Restate, word for word, every line of the data.
[Start]
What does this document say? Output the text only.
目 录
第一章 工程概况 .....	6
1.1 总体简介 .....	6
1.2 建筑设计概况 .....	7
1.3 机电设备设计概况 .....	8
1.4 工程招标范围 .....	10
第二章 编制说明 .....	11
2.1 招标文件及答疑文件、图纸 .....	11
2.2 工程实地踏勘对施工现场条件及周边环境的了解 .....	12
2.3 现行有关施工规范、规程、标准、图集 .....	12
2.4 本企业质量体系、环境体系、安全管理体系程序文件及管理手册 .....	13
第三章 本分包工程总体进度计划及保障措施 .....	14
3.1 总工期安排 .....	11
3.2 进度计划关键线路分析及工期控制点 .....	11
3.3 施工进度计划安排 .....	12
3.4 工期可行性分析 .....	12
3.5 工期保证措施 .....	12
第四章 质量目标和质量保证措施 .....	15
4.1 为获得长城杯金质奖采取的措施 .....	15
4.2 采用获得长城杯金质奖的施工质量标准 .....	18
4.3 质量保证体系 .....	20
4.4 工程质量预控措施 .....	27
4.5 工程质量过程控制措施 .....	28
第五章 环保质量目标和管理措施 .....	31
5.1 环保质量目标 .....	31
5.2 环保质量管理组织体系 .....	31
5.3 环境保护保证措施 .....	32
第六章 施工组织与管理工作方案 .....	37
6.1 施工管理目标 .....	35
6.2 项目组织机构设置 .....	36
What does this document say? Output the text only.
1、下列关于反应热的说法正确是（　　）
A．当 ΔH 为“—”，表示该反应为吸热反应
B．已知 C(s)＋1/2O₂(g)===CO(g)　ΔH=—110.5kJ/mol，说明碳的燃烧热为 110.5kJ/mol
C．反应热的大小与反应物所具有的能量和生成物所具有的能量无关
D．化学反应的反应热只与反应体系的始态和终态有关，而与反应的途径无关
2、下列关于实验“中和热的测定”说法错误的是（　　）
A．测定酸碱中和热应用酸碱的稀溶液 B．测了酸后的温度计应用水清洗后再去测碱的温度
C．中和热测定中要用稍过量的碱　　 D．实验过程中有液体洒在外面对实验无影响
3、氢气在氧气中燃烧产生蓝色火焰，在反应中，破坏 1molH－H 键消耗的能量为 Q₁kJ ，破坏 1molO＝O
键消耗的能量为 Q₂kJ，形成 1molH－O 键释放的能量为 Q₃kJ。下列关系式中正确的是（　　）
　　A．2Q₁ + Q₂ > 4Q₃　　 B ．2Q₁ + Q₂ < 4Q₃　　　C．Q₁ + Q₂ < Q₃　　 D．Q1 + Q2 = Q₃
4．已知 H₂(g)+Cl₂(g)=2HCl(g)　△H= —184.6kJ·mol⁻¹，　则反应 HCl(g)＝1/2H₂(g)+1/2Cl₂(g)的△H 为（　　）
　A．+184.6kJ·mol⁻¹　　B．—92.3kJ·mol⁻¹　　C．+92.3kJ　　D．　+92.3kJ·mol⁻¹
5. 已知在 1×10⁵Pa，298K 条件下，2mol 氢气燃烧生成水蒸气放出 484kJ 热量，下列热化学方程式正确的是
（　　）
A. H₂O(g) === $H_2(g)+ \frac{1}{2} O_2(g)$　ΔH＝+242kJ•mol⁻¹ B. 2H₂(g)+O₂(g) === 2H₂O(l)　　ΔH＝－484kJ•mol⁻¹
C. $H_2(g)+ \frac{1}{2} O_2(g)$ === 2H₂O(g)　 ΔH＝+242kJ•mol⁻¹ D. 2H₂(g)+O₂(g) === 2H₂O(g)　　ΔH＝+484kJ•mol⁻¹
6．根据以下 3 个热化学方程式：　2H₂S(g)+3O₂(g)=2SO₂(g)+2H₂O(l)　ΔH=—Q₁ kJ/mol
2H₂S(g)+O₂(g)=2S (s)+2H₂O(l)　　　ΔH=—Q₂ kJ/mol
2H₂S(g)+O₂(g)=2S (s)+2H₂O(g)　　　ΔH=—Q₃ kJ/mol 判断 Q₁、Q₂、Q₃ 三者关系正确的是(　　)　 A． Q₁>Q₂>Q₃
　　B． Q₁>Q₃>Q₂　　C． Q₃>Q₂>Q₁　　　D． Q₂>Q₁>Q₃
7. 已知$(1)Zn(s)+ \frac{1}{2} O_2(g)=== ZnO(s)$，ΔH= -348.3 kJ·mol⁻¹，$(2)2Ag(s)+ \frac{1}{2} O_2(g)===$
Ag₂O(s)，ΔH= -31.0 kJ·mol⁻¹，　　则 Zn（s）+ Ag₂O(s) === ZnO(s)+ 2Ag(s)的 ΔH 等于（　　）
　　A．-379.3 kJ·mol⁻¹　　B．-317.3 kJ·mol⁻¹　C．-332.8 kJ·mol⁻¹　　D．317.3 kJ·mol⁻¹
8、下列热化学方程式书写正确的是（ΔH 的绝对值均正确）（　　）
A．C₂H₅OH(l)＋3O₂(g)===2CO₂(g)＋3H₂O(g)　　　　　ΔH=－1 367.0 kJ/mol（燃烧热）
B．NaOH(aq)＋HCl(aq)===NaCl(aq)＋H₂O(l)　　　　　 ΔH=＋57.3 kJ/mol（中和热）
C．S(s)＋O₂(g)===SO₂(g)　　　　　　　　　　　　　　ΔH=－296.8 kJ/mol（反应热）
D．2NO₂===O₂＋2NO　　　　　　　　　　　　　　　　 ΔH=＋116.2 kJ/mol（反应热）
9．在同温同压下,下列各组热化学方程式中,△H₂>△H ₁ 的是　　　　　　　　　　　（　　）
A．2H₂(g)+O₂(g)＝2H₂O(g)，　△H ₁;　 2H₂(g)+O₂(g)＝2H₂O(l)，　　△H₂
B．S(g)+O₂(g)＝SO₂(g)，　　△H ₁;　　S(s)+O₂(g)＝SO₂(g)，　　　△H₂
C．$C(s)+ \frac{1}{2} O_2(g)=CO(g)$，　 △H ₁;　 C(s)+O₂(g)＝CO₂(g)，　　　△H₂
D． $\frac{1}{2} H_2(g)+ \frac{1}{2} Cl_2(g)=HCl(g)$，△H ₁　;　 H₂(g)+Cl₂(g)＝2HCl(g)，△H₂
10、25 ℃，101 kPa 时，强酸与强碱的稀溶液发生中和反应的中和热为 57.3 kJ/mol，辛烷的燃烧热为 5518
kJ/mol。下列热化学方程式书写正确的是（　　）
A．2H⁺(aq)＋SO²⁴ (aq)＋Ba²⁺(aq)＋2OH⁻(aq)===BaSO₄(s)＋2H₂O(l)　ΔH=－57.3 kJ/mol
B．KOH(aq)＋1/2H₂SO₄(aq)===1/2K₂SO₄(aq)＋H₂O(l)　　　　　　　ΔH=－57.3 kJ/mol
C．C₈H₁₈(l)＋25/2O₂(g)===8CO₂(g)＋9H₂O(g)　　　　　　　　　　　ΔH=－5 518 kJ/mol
[End]
=== CORRECT ANSWER ===
What does this document say? Output the text only.
目 录
第一章 工程概况 .....	6
1.1 总体简介 .....	6
1.2 建筑设计概况 .....	7
1.3 机电设备设计概况 .....	8
1.4 工程招标范围 .....	10
第二章 编制说明 .....	11
2.1 招标文件及答疑文件、图纸 .....	11
2.2 工程实地踏勘对施工现场条件及周边环境的了解 .....	12
2.3 现行有关施工规范、规程、标准、图集 .....	12
2.4 本企业质量体系、环境体系、安全管理体系程序文件及管理手册 .....	13
第三章 本分包工程总体进度计划及保障措施 .....	14
3.1 总工期安排 .....	11
3.2 进度计划关键线路分析及工期控制点 .....	11
3.3 施工进度计划安排 .....	12
3.4 工期可行性分析 .....	12
3.5 工期保证措施 .....	12
第四章 质量目标和质量保证措施 .....	15
4.1 为获得长城杯金质奖采取的措施 .....	15
4.2 采用获得长城杯金质奖的施工质量标准 .....	18
4.3 质量保证体系 .....	20
4.4 工程质量预控措施 .....	27
4.5 工程质量过程控制措施 .....	28
第五章 环保质量目标和管理措施 .....	31
5.1 环保质量目标 .....	31
5.2 环保质量管理组织体系 .....	31
5.3 环境保护保证措施 .....	32
第六章 施工组织与管理工作方案 .....	37
6.1 施工管理目标 .....	35
6.2 项目组织机构设置 .....	36
What does this document say? Output the text only.
1、下列关于反应热的说法正确是（　　）
A．当 ΔH 为“—”，表示该反应为吸热反应
B．已知 C(s)＋1/2O₂(g)===CO(g)　ΔH=—110.5kJ/mol，说明碳的燃烧热为 110.5kJ/mol
C．反应热的大小与反应物所具有的能量和生成物所具有的能量无关
D．化学反应的反应热只与反应体系的始态和终态有关，而与反应的途径无关
2、下列关于实验“中和热的测定”说法错误的是（　　）
A．测定酸碱中和热应用酸碱的稀溶液 B．测了酸后的温度计应用水清洗后再去测碱的温度
C．中和热测定中要用稍过量的碱　　 D．实验过程中有液体洒在外面对实验无影响
3、氢气在氧气中燃烧产生蓝色火焰，在反应中，破坏 1molH－H 键消耗的能量为 Q₁kJ ，破坏 1molO＝O
键消耗的能量为 Q₂kJ，形成 1molH－O 键释放的能量为 Q₃kJ。下列关系式中正确的是（　　）
　　A．2Q₁ + Q₂ > 4Q₃　　 B ．2Q₁ + Q₂ < 4Q₃　　　C．Q₁ + Q₂ < Q₃　　 D．Q1 + Q2 = Q₃
4．已知 H₂(g)+Cl₂(g)=2HCl(g)　△H= —184.6kJ·mol⁻¹，　则反应 HCl(g)＝1/2H₂(g)+1/2Cl₂(g)的△H 为（　　）
　A．+184.6kJ·mol⁻¹　　B．—92.3kJ·mol⁻¹　　C．+92.3kJ　　D．　+92.3kJ·mol⁻¹
5. 已知在 1×10⁵Pa，298K 条件下，2mol 氢气燃烧生成水蒸气放出 484kJ 热量，下列热化学方程式正确的是
（　　）
A. H₂O(g) === $H_2(g)+ \frac{1}{2} O_2(g)$　ΔH＝+242kJ•mol⁻¹ B. 2H₂(g)+O₂(g) === 2H₂O(l)　　ΔH＝－484kJ•mol⁻¹
C. $H_2(g)+ \frac{1}{2} O_2(g)$ === 2H₂O(g)　 ΔH＝+242kJ•mol⁻¹ D. 2H₂(g)+O₂(g) === 2H₂O(g)　　ΔH＝+484kJ•mol⁻¹
6．根据以下 3 个热化学方程式：　2H₂S(g)+3O₂(g)=2SO₂(g)+2H₂O(l)　ΔH=—Q₁ kJ/mol
2H₂S(g)+O₂(g)=2S (s)+2H₂O(l)　　　ΔH=—Q₂ kJ/mol
2H₂S(g)+O₂(g)=2S (s)+2H₂O(g)　　　ΔH=—Q₃ kJ/mol 判断 Q₁、Q₂、Q₃ 三者关系正确的是(　　)　 A． Q₁>Q₂>Q₃
　　B． Q₁>Q₃>Q₂　　C． Q₃>Q₂>Q₁　　　D． Q₂>Q₁>Q₃
7. 已知$(1)Zn(s)+ \frac{1}{2} O_2(g)=== ZnO(s)$，ΔH= -348.3 kJ·mol⁻¹，$(2)2Ag(s)+ \frac{1}{2} O_2(g)===$
Ag₂O(s)，ΔH= -31.0 kJ·mol⁻¹，　　则 Zn（s）+ Ag₂O(s) === ZnO(s)+ 2Ag(s)的 ΔH 等于（　　）
　　A．-379.3 kJ·mol⁻¹　　B．-317.3 kJ·mol⁻¹　C．-332.8 kJ·mol⁻¹　　D．317.3 kJ·mol⁻¹
8、下列热化学方程式书写正确的是（ΔH 的绝对值均正确）（　　）
A．C₂H₅OH(l)＋3O₂(g)===2CO₂(g)＋3H₂O(g)　　　　　ΔH=－1 367.0 kJ/mol（燃烧热）
B．NaOH(aq)＋HCl(aq)===NaCl(aq)＋H₂O(l)　　　　　 ΔH=＋57.3 kJ/mol（中和热）
C．S(s)＋O₂(g)===SO₂(g)　　　　　　　　　　　　　　ΔH=－296.8 kJ/mol（反应热）
D．2NO₂===O₂＋2NO　　　　　　　　　　　　　　　　 ΔH=＋116.2 kJ/mol（反应热）
9．在同温同压下,下列各组热化学方程式中,△H₂>△H ₁ 的是　　　　　　　　　　　（　　）
A．2H₂(g)+O₂(g)＝2H₂O(g)，　△H ₁;　 2H₂(g)+O₂(g)＝2H₂O(l)，　　△H₂
B．S(g)+O₂(g)＝SO₂(g)，　　△H ₁;　　S(s)+O₂(g)＝SO₂(g)，　　　△H₂
C．$C(s)+ \frac{1}{2} O_2(g)=CO(g)$，　 △H ₁;　 C(s)+O₂(g)＝CO₂(g)，　　　△H₂
D． $\frac{1}{2} H_2(g)+ \frac{1}{2} Cl_2(g)=HCl(g)$，△H ₁　;　 H₂(g)+Cl₂(g)＝2HCl(g)，△H₂
10、25 ℃，101 kPa 时，强酸与强碱的稀溶液发生中和反应的中和热为 57.3 kJ/mol，辛烷的燃烧热为 5518
kJ/mol。下列热化学方程式书写正确的是（　　）
A．2H⁺(aq)＋SO²⁴ (aq)＋Ba²⁺(aq)＋2OH⁻(aq)===BaSO₄(s)＋2H₂O(l)　ΔH=－57.3 kJ/mol
B．KOH(aq)＋1/2H₂SO₄(aq)===1/2K₂SO₄(aq)＋H₂O(l)　　　　　　　ΔH=－57.3 kJ/mol
C．C₈H₁₈(l)＋25/2O₂(g)===8CO₂(g)＋9H₂O(g)　　　　　　　　　　　ΔH=－5 518 kJ/mol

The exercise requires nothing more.